Return the records that follow unaltered. Omit every picture.
----- The records -----
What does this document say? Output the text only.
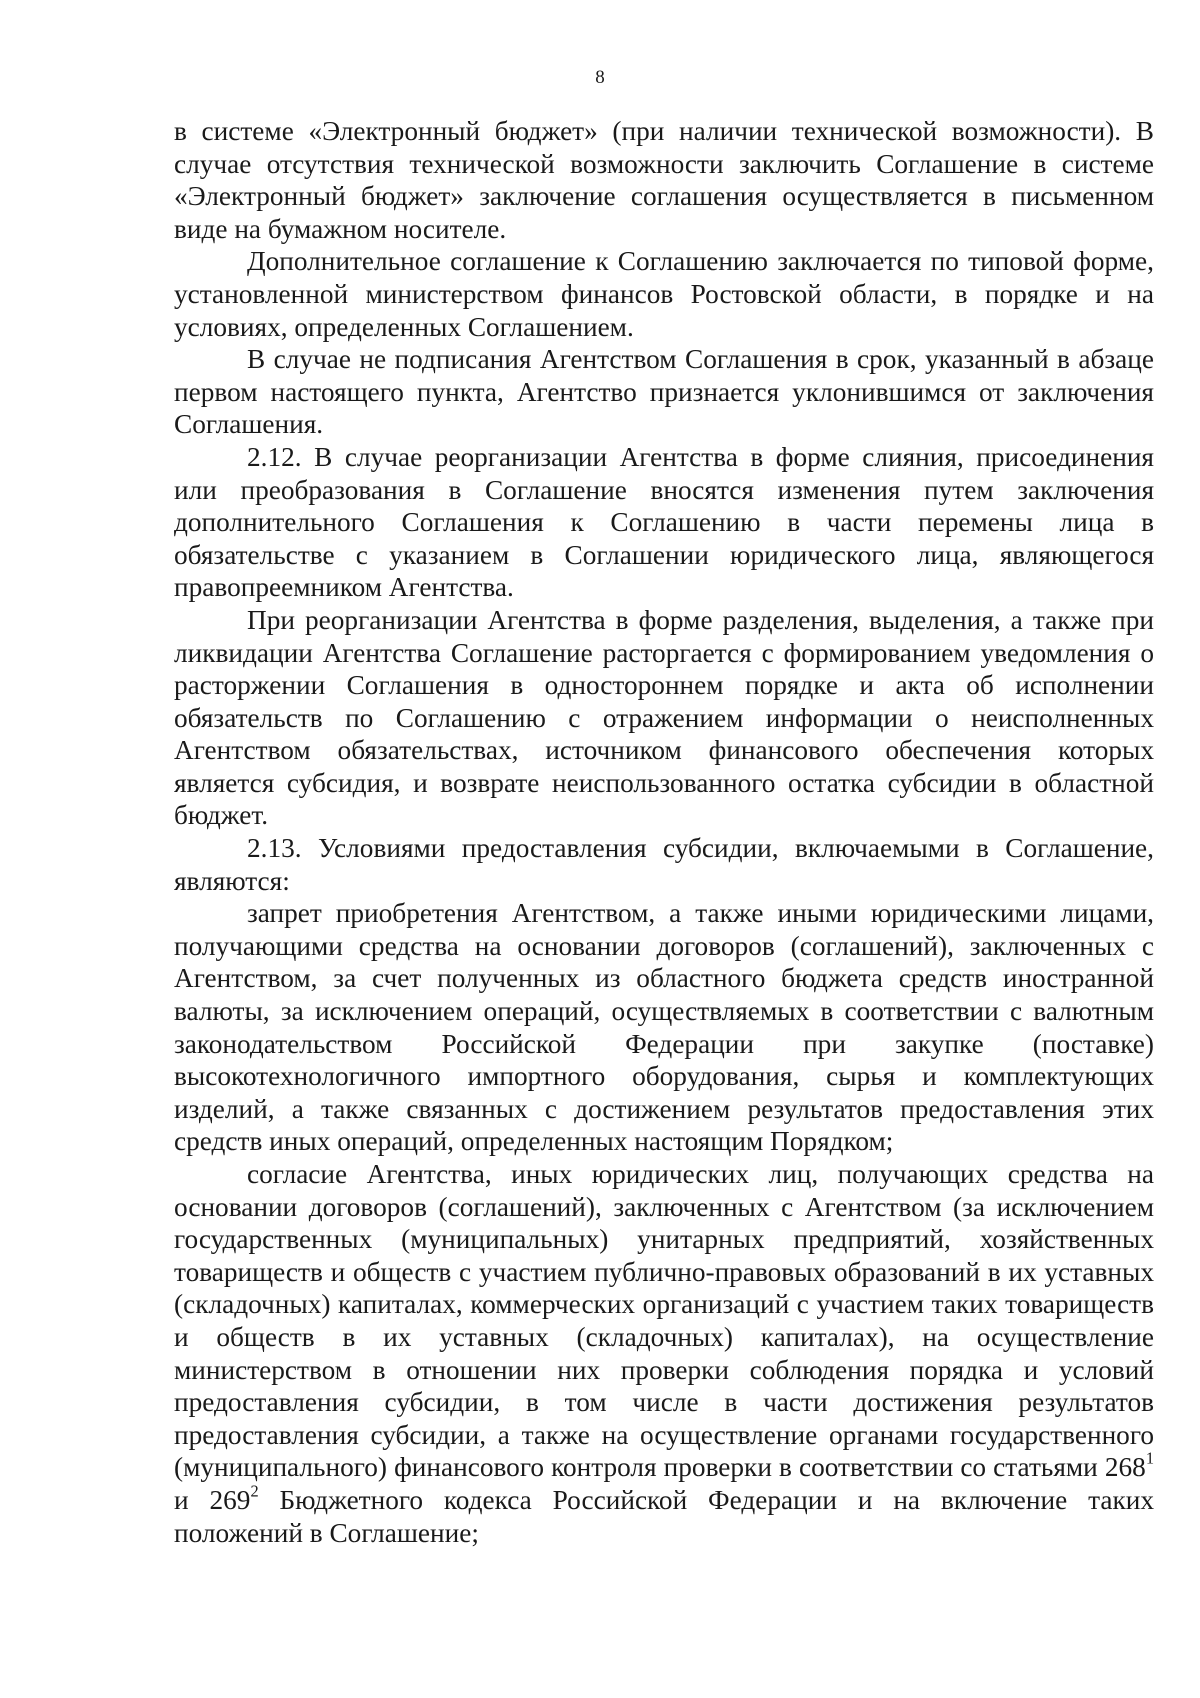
8

в системе «Электронный бюджет» (при наличии технической возможности). В случае отсутствия технической возможности заключить Соглашение в системе «Электронный бюджет» заключение соглашения осуществляется в письменном виде на бумажном носителе.

Дополнительное соглашение к Соглашению заключается по типовой форме, установленной министерством финансов Ростовской области, в порядке и на условиях, определенных Соглашением.

В случае не подписания Агентством Соглашения в срок, указанный в абзаце первом настоящего пункта, Агентство признается уклонившимся от заключения Соглашения.

2.12. В случае реорганизации Агентства в форме слияния, присоединения или преобразования в Соглашение вносятся изменения путем заключения дополнительного Соглашения к Соглашению в части перемены лица в обязательстве с указанием в Соглашении юридического лица, являющегося правопреемником Агентства.

При реорганизации Агентства в форме разделения, выделения, а также при ликвидации Агентства Соглашение расторгается с формированием уведомления о расторжении Соглашения в одностороннем порядке и акта об исполнении обязательств по Соглашению с отражением информации о неисполненных Агентством обязательствах, источником финансового обеспечения которых является субсидия, и возврате неиспользованного остатка субсидии в областной бюджет.

2.13. Условиями предоставления субсидии, включаемыми в Соглашение, являются:

запрет приобретения Агентством, а также иными юридическими лицами, получающими средства на основании договоров (соглашений), заключенных с Агентством, за счет полученных из областного бюджета средств иностранной валюты, за исключением операций, осуществляемых в соответствии с валютным законодательством Российской Федерации при закупке (поставке) высокотехнологичного импортного оборудования, сырья и комплектующих изделий, а также связанных с достижением результатов предоставления этих средств иных операций, определенных настоящим Порядком;

согласие Агентства, иных юридических лиц, получающих средства на основании договоров (соглашений), заключенных с Агентством (за исключением государственных (муниципальных) унитарных предприятий, хозяйственных товариществ и обществ с участием публично-правовых образований в их уставных (складочных) капиталах, коммерческих организаций с участием таких товариществ и обществ в их уставных (складочных) капиталах), на осуществление министерством в отношении них проверки соблюдения порядка и условий предоставления субсидии, в том числе в части достижения результатов предоставления субсидии, а также на осуществление органами государственного (муниципального) финансового контроля проверки в соответствии со статьями $268^1$ и $269^2$ Бюджетного кодекса Российской Федерации и на включение таких положений в Соглашение;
-----
## The result
What does this document say? Output the text only.
8

в системе «Электронный бюджет» (при наличии технической возможности). В случае отсутствия технической возможности заключить Соглашение в системе «Электронный бюджет» заключение соглашения осуществляется в письменном виде на бумажном носителе.

Дополнительное соглашение к Соглашению заключается по типовой форме, установленной министерством финансов Ростовской области, в порядке и на условиях, определенных Соглашением.

В случае не подписания Агентством Соглашения в срок, указанный в абзаце первом настоящего пункта, Агентство признается уклонившимся от заключения Соглашения.

2.12. В случае реорганизации Агентства в форме слияния, присоединения или преобразования в Соглашение вносятся изменения путем заключения дополнительного Соглашения к Соглашению в части перемены лица в обязательстве с указанием в Соглашении юридического лица, являющегося правопреемником Агентства.

При реорганизации Агентства в форме разделения, выделения, а также при ликвидации Агентства Соглашение расторгается с формированием уведомления о расторжении Соглашения в одностороннем порядке и акта об исполнении обязательств по Соглашению с отражением информации о неисполненных Агентством обязательствах, источником финансового обеспечения которых является субсидия, и возврате неиспользованного остатка субсидии в областной бюджет.

2.13. Условиями предоставления субсидии, включаемыми в Соглашение, являются:

запрет приобретения Агентством, а также иными юридическими лицами, получающими средства на основании договоров (соглашений), заключенных с Агентством, за счет полученных из областного бюджета средств иностранной валюты, за исключением операций, осуществляемых в соответствии с валютным законодательством Российской Федерации при закупке (поставке) высокотехнологичного импортного оборудования, сырья и комплектующих изделий, а также связанных с достижением результатов предоставления этих средств иных операций, определенных настоящим Порядком;

согласие Агентства, иных юридических лиц, получающих средства на основании договоров (соглашений), заключенных с Агентством (за исключением государственных (муниципальных) унитарных предприятий, хозяйственных товариществ и обществ с участием публично-правовых образований в их уставных (складочных) капиталах, коммерческих организаций с участием таких товариществ и обществ в их уставных (складочных) капиталах), на осуществление министерством в отношении них проверки соблюдения порядка и условий предоставления субсидии, в том числе в части достижения результатов предоставления субсидии, а также на осуществление органами государственного (муниципального) финансового контроля проверки в соответствии со статьями $268^1$ и $269^2$ Бюджетного кодекса Российской Федерации и на включение таких положений в Соглашение;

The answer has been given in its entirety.